# SET TASK
Word for word, give the material below again, minus any images.

# DATA FOR THE TASK
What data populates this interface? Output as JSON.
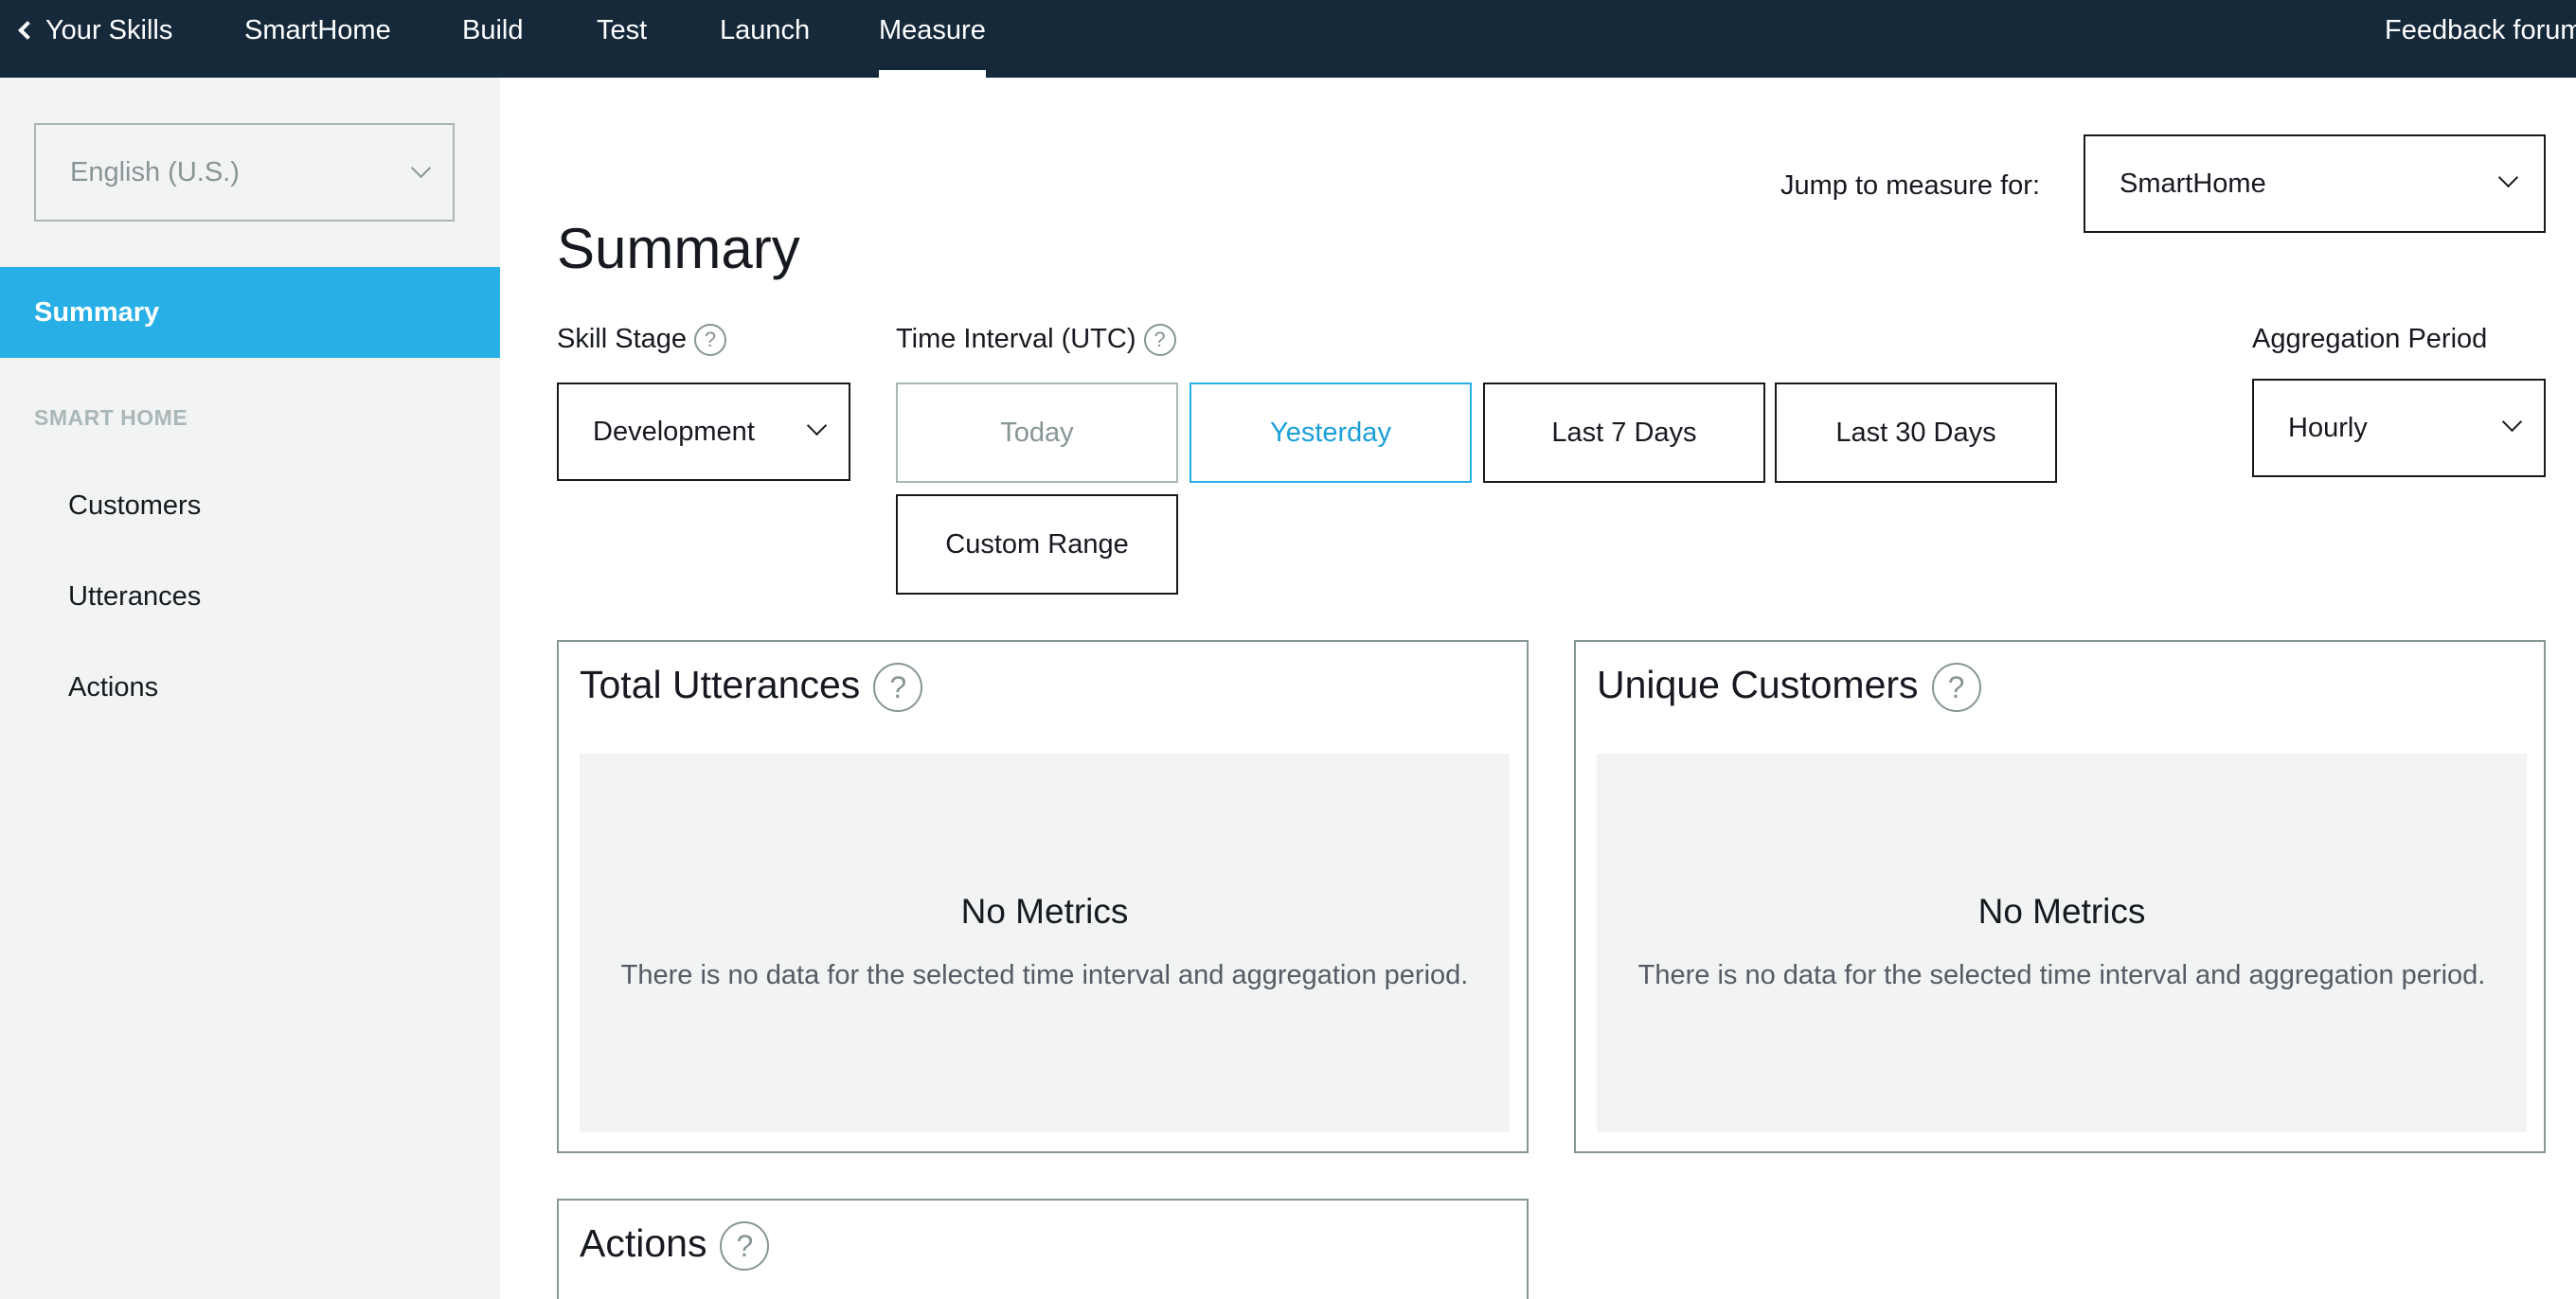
{
  "topnav": {
    "back_label": "Your Skills",
    "items": [
      "SmartHome",
      "Build",
      "Test",
      "Launch",
      "Measure"
    ],
    "active": "Measure",
    "feedback": "Feedback forum"
  },
  "sidebar": {
    "locale": "English (U.S.)",
    "active_item": "Summary",
    "section_title": "SMART HOME",
    "items": [
      "Customers",
      "Utterances",
      "Actions"
    ]
  },
  "main": {
    "jump_label": "Jump to measure for:",
    "jump_value": "SmartHome",
    "title": "Summary",
    "skill_stage_label": "Skill Stage",
    "skill_stage_value": "Development",
    "time_interval_label": "Time Interval (UTC)",
    "time_options": [
      "Today",
      "Yesterday",
      "Last 7 Days",
      "Last 30 Days",
      "Custom Range"
    ],
    "time_selected": "Yesterday",
    "aggregation_label": "Aggregation Period",
    "aggregation_value": "Hourly",
    "help_glyph": "?",
    "cards": [
      {
        "title": "Total Utterances",
        "empty_title": "No Metrics",
        "empty_text": "There is no data for the selected time interval and aggregation period."
      },
      {
        "title": "Unique Customers",
        "empty_title": "No Metrics",
        "empty_text": "There is no data for the selected time interval and aggregation period."
      },
      {
        "title": "Actions"
      }
    ]
  },
  "colors": {
    "nav_bg": "#15293a",
    "sidebar_bg": "#f2f3f3",
    "accent": "#28b0e6",
    "text": "#16191f",
    "muted": "#879596"
  }
}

# WRITTEN ANSWER
What data populates this interface? Output as JSON.
{
  "topnav": {
    "back_label": "Your Skills",
    "items": [
      "SmartHome",
      "Build",
      "Test",
      "Launch",
      "Measure"
    ],
    "active": "Measure",
    "feedback": "Feedback forum"
  },
  "sidebar": {
    "locale": "English (U.S.)",
    "active_item": "Summary",
    "section_title": "SMART HOME",
    "items": [
      "Customers",
      "Utterances",
      "Actions"
    ]
  },
  "main": {
    "jump_label": "Jump to measure for:",
    "jump_value": "SmartHome",
    "title": "Summary",
    "skill_stage_label": "Skill Stage",
    "skill_stage_value": "Development",
    "time_interval_label": "Time Interval (UTC)",
    "time_options": [
      "Today",
      "Yesterday",
      "Last 7 Days",
      "Last 30 Days",
      "Custom Range"
    ],
    "time_selected": "Yesterday",
    "aggregation_label": "Aggregation Period",
    "aggregation_value": "Hourly",
    "help_glyph": "?",
    "cards": [
      {
        "title": "Total Utterances",
        "empty_title": "No Metrics",
        "empty_text": "There is no data for the selected time interval and aggregation period."
      },
      {
        "title": "Unique Customers",
        "empty_title": "No Metrics",
        "empty_text": "There is no data for the selected time interval and aggregation period."
      },
      {
        "title": "Actions"
      }
    ]
  },
  "colors": {
    "nav_bg": "#15293a",
    "sidebar_bg": "#f2f3f3",
    "accent": "#28b0e6",
    "text": "#16191f",
    "muted": "#879596"
  }
}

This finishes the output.